**PROBLEM TO SOLVE**:
Reproduce the data in its entirety, exactly as supplied.

Stored data:
..............................
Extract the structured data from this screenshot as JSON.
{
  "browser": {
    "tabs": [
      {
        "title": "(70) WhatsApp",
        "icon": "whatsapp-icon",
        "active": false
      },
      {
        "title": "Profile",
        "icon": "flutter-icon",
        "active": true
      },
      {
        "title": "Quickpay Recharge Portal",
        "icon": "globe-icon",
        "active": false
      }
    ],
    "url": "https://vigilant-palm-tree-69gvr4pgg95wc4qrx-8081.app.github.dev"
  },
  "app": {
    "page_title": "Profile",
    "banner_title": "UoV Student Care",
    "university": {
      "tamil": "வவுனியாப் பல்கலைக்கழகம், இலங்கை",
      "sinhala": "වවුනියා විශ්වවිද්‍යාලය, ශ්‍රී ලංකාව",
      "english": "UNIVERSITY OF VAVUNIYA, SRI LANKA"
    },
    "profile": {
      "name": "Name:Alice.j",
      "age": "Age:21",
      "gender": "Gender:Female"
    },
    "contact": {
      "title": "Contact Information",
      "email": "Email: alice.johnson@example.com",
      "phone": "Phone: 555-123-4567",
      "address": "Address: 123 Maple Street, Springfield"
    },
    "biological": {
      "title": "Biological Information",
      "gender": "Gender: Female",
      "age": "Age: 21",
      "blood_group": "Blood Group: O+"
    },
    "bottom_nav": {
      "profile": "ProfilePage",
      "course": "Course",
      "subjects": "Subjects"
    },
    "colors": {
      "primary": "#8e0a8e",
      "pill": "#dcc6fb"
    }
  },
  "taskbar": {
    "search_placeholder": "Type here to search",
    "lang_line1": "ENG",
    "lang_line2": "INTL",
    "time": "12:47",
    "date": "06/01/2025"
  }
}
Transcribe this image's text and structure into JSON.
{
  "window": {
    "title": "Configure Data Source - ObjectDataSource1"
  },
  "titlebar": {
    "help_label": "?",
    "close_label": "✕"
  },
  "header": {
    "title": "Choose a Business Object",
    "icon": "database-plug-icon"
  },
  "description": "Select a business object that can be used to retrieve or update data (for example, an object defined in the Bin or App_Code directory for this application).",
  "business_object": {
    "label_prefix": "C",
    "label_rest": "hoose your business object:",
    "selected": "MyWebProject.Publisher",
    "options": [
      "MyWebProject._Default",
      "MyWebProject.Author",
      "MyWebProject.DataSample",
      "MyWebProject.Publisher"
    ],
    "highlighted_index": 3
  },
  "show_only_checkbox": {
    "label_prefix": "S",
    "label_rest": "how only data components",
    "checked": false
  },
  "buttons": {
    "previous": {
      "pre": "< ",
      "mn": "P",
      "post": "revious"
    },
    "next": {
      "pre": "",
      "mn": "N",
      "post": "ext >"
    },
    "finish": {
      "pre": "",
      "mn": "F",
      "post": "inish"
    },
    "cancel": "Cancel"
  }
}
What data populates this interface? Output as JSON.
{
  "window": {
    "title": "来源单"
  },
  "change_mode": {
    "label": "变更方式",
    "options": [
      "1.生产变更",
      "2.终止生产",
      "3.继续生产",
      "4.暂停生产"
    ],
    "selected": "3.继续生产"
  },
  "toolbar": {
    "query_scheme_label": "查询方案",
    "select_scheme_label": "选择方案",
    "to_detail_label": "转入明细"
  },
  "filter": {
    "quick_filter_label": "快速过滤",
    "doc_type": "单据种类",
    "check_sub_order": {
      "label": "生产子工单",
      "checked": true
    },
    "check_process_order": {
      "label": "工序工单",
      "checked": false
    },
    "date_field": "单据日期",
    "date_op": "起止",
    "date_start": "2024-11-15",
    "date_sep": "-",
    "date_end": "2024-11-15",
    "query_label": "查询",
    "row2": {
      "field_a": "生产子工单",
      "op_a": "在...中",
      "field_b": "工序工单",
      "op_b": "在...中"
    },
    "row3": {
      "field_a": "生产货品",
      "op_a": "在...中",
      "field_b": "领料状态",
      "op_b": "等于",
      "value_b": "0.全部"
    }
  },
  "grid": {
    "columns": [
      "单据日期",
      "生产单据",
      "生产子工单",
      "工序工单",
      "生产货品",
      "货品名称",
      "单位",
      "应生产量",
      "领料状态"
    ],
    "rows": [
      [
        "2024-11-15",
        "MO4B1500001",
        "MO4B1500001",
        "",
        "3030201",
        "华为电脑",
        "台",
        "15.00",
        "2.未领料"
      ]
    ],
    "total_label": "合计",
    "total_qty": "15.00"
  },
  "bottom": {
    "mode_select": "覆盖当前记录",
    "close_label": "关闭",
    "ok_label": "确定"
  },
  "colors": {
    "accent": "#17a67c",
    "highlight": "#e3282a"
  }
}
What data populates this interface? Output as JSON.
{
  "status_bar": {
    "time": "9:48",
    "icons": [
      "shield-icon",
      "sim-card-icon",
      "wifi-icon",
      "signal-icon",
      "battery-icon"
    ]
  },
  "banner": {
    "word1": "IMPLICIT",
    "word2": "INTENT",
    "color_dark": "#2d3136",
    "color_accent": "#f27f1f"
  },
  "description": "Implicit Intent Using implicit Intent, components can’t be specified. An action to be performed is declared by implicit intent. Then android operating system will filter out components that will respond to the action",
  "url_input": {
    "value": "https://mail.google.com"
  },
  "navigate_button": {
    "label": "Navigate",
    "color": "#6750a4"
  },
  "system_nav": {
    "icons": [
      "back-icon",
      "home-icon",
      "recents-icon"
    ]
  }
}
..............................
**TASK RESPONSE**:
Extract the structured data from this screenshot as JSON.
{
  "browser": {
    "tabs": [
      {
        "title": "(70) WhatsApp",
        "icon": "whatsapp-icon",
        "active": false
      },
      {
        "title": "Profile",
        "icon": "flutter-icon",
        "active": true
      },
      {
        "title": "Quickpay Recharge Portal",
        "icon": "globe-icon",
        "active": false
      }
    ],
    "url": "https://vigilant-palm-tree-69gvr4pgg95wc4qrx-8081.app.github.dev"
  },
  "app": {
    "page_title": "Profile",
    "banner_title": "UoV Student Care",
    "university": {
      "tamil": "வவுனியாப் பல்கலைக்கழகம், இலங்கை",
      "sinhala": "වවුනියා විශ්වවිද්‍යාලය, ශ්‍රී ලංකාව",
      "english": "UNIVERSITY OF VAVUNIYA, SRI LANKA"
    },
    "profile": {
      "name": "Name:Alice.j",
      "age": "Age:21",
      "gender": "Gender:Female"
    },
    "contact": {
      "title": "Contact Information",
      "email": "Email: alice.johnson@example.com",
      "phone": "Phone: 555-123-4567",
      "address": "Address: 123 Maple Street, Springfield"
    },
    "biological": {
      "title": "Biological Information",
      "gender": "Gender: Female",
      "age": "Age: 21",
      "blood_group": "Blood Group: O+"
    },
    "bottom_nav": {
      "profile": "ProfilePage",
      "course": "Course",
      "subjects": "Subjects"
    },
    "colors": {
      "primary": "#8e0a8e",
      "pill": "#dcc6fb"
    }
  },
  "taskbar": {
    "search_placeholder": "Type here to search",
    "lang_line1": "ENG",
    "lang_line2": "INTL",
    "time": "12:47",
    "date": "06/01/2025"
  }
}
Transcribe this image's text and structure into JSON.
{
  "window": {
    "title": "Configure Data Source - ObjectDataSource1"
  },
  "titlebar": {
    "help_label": "?",
    "close_label": "✕"
  },
  "header": {
    "title": "Choose a Business Object",
    "icon": "database-plug-icon"
  },
  "description": "Select a business object that can be used to retrieve or update data (for example, an object defined in the Bin or App_Code directory for this application).",
  "business_object": {
    "label_prefix": "C",
    "label_rest": "hoose your business object:",
    "selected": "MyWebProject.Publisher",
    "options": [
      "MyWebProject._Default",
      "MyWebProject.Author",
      "MyWebProject.DataSample",
      "MyWebProject.Publisher"
    ],
    "highlighted_index": 3
  },
  "show_only_checkbox": {
    "label_prefix": "S",
    "label_rest": "how only data components",
    "checked": false
  },
  "buttons": {
    "previous": {
      "pre": "< ",
      "mn": "P",
      "post": "revious"
    },
    "next": {
      "pre": "",
      "mn": "N",
      "post": "ext >"
    },
    "finish": {
      "pre": "",
      "mn": "F",
      "post": "inish"
    },
    "cancel": "Cancel"
  }
}
What data populates this interface? Output as JSON.
{
  "window": {
    "title": "来源单"
  },
  "change_mode": {
    "label": "变更方式",
    "options": [
      "1.生产变更",
      "2.终止生产",
      "3.继续生产",
      "4.暂停生产"
    ],
    "selected": "3.继续生产"
  },
  "toolbar": {
    "query_scheme_label": "查询方案",
    "select_scheme_label": "选择方案",
    "to_detail_label": "转入明细"
  },
  "filter": {
    "quick_filter_label": "快速过滤",
    "doc_type": "单据种类",
    "check_sub_order": {
      "label": "生产子工单",
      "checked": true
    },
    "check_process_order": {
      "label": "工序工单",
      "checked": false
    },
    "date_field": "单据日期",
    "date_op": "起止",
    "date_start": "2024-11-15",
    "date_sep": "-",
    "date_end": "2024-11-15",
    "query_label": "查询",
    "row2": {
      "field_a": "生产子工单",
      "op_a": "在...中",
      "field_b": "工序工单",
      "op_b": "在...中"
    },
    "row3": {
      "field_a": "生产货品",
      "op_a": "在...中",
      "field_b": "领料状态",
      "op_b": "等于",
      "value_b": "0.全部"
    }
  },
  "grid": {
    "columns": [
      "单据日期",
      "生产单据",
      "生产子工单",
      "工序工单",
      "生产货品",
      "货品名称",
      "单位",
      "应生产量",
      "领料状态"
    ],
    "rows": [
      [
        "2024-11-15",
        "MO4B1500001",
        "MO4B1500001",
        "",
        "3030201",
        "华为电脑",
        "台",
        "15.00",
        "2.未领料"
      ]
    ],
    "total_label": "合计",
    "total_qty": "15.00"
  },
  "bottom": {
    "mode_select": "覆盖当前记录",
    "close_label": "关闭",
    "ok_label": "确定"
  },
  "colors": {
    "accent": "#17a67c",
    "highlight": "#e3282a"
  }
}
What data populates this interface? Output as JSON.
{
  "status_bar": {
    "time": "9:48",
    "icons": [
      "shield-icon",
      "sim-card-icon",
      "wifi-icon",
      "signal-icon",
      "battery-icon"
    ]
  },
  "banner": {
    "word1": "IMPLICIT",
    "word2": "INTENT",
    "color_dark": "#2d3136",
    "color_accent": "#f27f1f"
  },
  "description": "Implicit Intent Using implicit Intent, components can’t be specified. An action to be performed is declared by implicit intent. Then android operating system will filter out components that will respond to the action",
  "url_input": {
    "value": "https://mail.google.com"
  },
  "navigate_button": {
    "label": "Navigate",
    "color": "#6750a4"
  },
  "system_nav": {
    "icons": [
      "back-icon",
      "home-icon",
      "recents-icon"
    ]
  }
}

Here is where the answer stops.